▶ **GOAL 1**:
According to the passage on federal deficits, what was the debt-to-GDP ratio by 1975?

§

And so although we started consistently running deficits in 1971, no one much cared. They weren’t very large, after all, just 1 or 2% of GDP. Indeed, the debt-to-GDP ratio continued to fall throughout this period. By 1975 it was down to less than 19%. To be sure, inflation was rising, and interest rates along with it, but nominal GDP growth was still more than fast enough to keep abreast of the rising tide of debt.
But then came the recession of 1975, and the puzzling new phenomenon of stagflation: high and rising inflation even as growth was nosediving. And suddenly our fiscal position did not seem quite so rock-solid. Over the next few years inflation tore huge holes in the federal tax code. But while revenues fell sharply, spending was not similarly curtailed. The deficit leapt to 3.6% of GDP in 1976 (about what it is now), then to 5% in 1978 and 5.4% in 1979. By 1980, the debt-to-GDP ratio was back to 28%, roughly where it had been in 1966. But where before the debt was stable or falling, now it was growing by more than 20% per annum.
Too late, an attempt was made to rein in spending. In 1980, real per capita spending, which had been growing by 8 and 9% per year earlier in the decade, actually fell by 5%. By 1982, program spending had been brought very nearly in line with revenues. But by now this was no longer the issue: the rising cost of servicing the debt was. The deficit that year, at 4.4% of GDP, was almost entirely accounted for by debt charges, that is by the cost of paying interest on past deficits. At $15-billion, debt charges were now five times what they were in 1975. The momentum of spending had been broken. But the momentum of compound interest it had set off would not be so easily stopped.
Then came a second recession, much worse than the last — and with federal finances in a much more exposed position than before. By 1983 the deficit was cresting 8% of GDP. Soon, debt charges were consuming more than 35 cents of every tax dollar — three times as much as they had been in 1966. It would take another twenty years to get them back to where they were.
Yet it had only taken a few years to get ourselves into this mess. What had seemed quite manageable at the time carried the seeds of later chaos. Each stage of the crisis had set in motion the next: The rapid spending increases of the late 1960s leading to the first descent into deficit spending in the early 1970s, before the headlong plunge into debt of the later part of the decade that set off the near-exponential compounding of interest. Yet as late as 1975, the debt had seemed well under control.
Moral: Maybe today’s deficits don’t seem like much to get worked up about. They never do.

§

▶ **GOAL 2**:
Extract, line for line and unchanged, the layout record entries starting with the first one and ending with the line containing "field-value[interactable]: Hemikryptophyt: [178, 262, 843, 274]", including both ends.

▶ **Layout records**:
§

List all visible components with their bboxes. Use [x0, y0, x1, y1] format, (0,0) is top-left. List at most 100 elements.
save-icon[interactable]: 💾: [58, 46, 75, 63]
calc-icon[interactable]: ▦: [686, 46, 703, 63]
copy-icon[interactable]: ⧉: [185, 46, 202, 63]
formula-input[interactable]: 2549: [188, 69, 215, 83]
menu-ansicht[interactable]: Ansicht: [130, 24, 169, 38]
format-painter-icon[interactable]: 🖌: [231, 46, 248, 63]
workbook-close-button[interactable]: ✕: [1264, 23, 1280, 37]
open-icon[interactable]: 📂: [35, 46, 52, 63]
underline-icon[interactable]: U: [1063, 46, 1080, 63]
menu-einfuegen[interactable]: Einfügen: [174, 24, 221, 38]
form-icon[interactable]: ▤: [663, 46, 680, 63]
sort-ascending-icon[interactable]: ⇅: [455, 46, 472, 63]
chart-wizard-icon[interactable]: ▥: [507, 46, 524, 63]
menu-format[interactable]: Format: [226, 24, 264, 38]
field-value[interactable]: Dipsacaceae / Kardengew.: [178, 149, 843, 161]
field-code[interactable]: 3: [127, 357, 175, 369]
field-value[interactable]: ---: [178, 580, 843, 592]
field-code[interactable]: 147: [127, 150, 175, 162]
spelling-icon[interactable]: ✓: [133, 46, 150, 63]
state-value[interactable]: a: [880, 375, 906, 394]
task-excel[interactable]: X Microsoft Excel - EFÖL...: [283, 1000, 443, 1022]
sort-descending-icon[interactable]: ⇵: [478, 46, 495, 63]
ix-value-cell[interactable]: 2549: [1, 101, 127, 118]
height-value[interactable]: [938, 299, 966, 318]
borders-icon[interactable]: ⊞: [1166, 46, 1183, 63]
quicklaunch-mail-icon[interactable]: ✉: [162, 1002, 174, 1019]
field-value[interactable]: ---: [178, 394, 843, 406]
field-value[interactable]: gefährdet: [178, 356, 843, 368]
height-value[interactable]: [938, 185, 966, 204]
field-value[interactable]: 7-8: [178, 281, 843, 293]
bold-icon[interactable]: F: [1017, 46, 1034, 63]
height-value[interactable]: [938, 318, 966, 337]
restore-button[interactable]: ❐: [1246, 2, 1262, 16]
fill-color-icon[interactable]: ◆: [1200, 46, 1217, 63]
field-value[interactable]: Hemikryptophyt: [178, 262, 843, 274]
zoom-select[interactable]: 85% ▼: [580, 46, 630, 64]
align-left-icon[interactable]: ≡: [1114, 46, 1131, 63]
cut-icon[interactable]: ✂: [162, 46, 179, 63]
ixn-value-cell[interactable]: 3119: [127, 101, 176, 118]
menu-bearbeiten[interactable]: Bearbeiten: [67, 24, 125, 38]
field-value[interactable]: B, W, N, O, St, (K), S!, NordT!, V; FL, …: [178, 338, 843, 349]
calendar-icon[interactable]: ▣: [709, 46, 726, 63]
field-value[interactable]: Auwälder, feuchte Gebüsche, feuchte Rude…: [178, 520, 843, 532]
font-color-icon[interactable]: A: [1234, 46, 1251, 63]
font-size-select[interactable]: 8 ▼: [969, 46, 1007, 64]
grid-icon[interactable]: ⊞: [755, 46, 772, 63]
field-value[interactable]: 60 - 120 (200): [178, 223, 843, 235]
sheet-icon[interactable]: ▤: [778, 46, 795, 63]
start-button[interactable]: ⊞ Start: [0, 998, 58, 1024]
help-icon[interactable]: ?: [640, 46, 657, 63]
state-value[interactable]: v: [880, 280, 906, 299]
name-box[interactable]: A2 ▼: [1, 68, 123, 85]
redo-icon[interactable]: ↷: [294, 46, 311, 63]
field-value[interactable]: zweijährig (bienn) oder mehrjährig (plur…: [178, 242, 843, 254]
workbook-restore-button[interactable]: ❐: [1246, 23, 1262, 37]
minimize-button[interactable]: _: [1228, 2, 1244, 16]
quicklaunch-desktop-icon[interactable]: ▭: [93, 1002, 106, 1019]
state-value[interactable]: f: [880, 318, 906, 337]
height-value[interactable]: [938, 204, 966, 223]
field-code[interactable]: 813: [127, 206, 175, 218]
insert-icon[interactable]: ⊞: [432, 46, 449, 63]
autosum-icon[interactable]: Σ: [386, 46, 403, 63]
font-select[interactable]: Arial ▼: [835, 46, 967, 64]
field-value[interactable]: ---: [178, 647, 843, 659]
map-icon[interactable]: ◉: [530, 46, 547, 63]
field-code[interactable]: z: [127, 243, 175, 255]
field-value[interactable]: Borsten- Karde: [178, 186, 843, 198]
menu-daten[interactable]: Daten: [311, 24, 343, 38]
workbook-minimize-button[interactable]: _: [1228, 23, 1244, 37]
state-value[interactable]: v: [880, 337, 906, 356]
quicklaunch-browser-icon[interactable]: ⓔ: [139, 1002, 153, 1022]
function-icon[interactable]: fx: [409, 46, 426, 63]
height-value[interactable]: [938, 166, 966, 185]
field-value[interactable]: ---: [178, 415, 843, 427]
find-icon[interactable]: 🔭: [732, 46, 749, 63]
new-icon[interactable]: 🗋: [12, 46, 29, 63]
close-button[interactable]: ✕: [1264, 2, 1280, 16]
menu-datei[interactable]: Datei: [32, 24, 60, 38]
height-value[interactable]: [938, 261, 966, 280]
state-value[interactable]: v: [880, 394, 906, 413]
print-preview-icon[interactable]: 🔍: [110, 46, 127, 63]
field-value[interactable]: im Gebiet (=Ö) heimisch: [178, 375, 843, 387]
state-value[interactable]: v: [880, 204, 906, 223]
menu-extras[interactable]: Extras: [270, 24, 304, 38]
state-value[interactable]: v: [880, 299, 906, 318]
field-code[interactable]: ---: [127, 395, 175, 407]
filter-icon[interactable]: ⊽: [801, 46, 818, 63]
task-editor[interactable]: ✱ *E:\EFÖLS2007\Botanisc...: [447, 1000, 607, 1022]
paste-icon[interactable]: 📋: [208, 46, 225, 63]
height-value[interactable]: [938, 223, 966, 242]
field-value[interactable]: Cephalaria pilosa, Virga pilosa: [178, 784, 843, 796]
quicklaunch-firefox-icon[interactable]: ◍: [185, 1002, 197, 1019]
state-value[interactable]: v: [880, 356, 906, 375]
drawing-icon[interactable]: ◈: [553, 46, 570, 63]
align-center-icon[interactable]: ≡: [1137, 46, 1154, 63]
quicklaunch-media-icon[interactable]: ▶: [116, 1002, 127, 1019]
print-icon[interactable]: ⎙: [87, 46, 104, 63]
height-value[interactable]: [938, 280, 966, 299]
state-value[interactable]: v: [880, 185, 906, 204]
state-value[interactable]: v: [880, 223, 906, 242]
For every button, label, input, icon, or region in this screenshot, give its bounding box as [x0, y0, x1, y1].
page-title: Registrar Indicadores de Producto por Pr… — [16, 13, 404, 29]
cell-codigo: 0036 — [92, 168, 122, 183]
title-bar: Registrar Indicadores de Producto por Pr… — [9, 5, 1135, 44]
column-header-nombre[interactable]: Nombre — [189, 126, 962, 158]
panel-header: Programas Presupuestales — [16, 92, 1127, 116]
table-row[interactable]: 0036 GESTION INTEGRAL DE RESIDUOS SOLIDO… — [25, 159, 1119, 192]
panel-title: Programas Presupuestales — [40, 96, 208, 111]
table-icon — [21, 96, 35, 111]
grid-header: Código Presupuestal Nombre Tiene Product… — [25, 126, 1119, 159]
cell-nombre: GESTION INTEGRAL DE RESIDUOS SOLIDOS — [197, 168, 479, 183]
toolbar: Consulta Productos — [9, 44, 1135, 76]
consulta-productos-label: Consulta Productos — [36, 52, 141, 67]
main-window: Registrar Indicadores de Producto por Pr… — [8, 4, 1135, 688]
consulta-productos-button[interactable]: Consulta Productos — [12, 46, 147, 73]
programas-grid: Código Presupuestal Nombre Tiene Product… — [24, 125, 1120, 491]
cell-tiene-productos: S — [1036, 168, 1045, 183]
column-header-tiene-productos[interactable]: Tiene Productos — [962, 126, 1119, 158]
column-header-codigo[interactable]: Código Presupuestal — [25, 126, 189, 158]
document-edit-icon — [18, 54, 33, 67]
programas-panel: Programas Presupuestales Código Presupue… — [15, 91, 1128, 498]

§

▶ **WRITTEN SOLUTION 1**:
Less than 19%.

▶ **WRITTEN SOLUTION 2**:
List all visible components with their bboxes. Use [x0, y0, x1, y1] format, (0,0) is top-left. List at most 100 elements.
save-icon[interactable]: 💾: [58, 46, 75, 63]
calc-icon[interactable]: ▦: [686, 46, 703, 63]
copy-icon[interactable]: ⧉: [185, 46, 202, 63]
formula-input[interactable]: 2549: [188, 69, 215, 83]
menu-ansicht[interactable]: Ansicht: [130, 24, 169, 38]
format-painter-icon[interactable]: 🖌: [231, 46, 248, 63]
workbook-close-button[interactable]: ✕: [1264, 23, 1280, 37]
open-icon[interactable]: 📂: [35, 46, 52, 63]
underline-icon[interactable]: U: [1063, 46, 1080, 63]
menu-einfuegen[interactable]: Einfügen: [174, 24, 221, 38]
form-icon[interactable]: ▤: [663, 46, 680, 63]
sort-ascending-icon[interactable]: ⇅: [455, 46, 472, 63]
chart-wizard-icon[interactable]: ▥: [507, 46, 524, 63]
menu-format[interactable]: Format: [226, 24, 264, 38]
field-value[interactable]: Dipsacaceae / Kardengew.: [178, 149, 843, 161]
field-code[interactable]: 3: [127, 357, 175, 369]
field-value[interactable]: ---: [178, 580, 843, 592]
field-code[interactable]: 147: [127, 150, 175, 162]
spelling-icon[interactable]: ✓: [133, 46, 150, 63]
state-value[interactable]: a: [880, 375, 906, 394]
task-excel[interactable]: X Microsoft Excel - EFÖL...: [283, 1000, 443, 1022]
sort-descending-icon[interactable]: ⇵: [478, 46, 495, 63]
ix-value-cell[interactable]: 2549: [1, 101, 127, 118]
height-value[interactable]: [938, 299, 966, 318]
borders-icon[interactable]: ⊞: [1166, 46, 1183, 63]
quicklaunch-mail-icon[interactable]: ✉: [162, 1002, 174, 1019]
field-value[interactable]: ---: [178, 394, 843, 406]
field-value[interactable]: gefährdet: [178, 356, 843, 368]
height-value[interactable]: [938, 185, 966, 204]
field-value[interactable]: 7-8: [178, 281, 843, 293]
bold-icon[interactable]: F: [1017, 46, 1034, 63]
height-value[interactable]: [938, 318, 966, 337]
restore-button[interactable]: ❐: [1246, 2, 1262, 16]
fill-color-icon[interactable]: ◆: [1200, 46, 1217, 63]
field-value[interactable]: Hemikryptophyt: [178, 262, 843, 274]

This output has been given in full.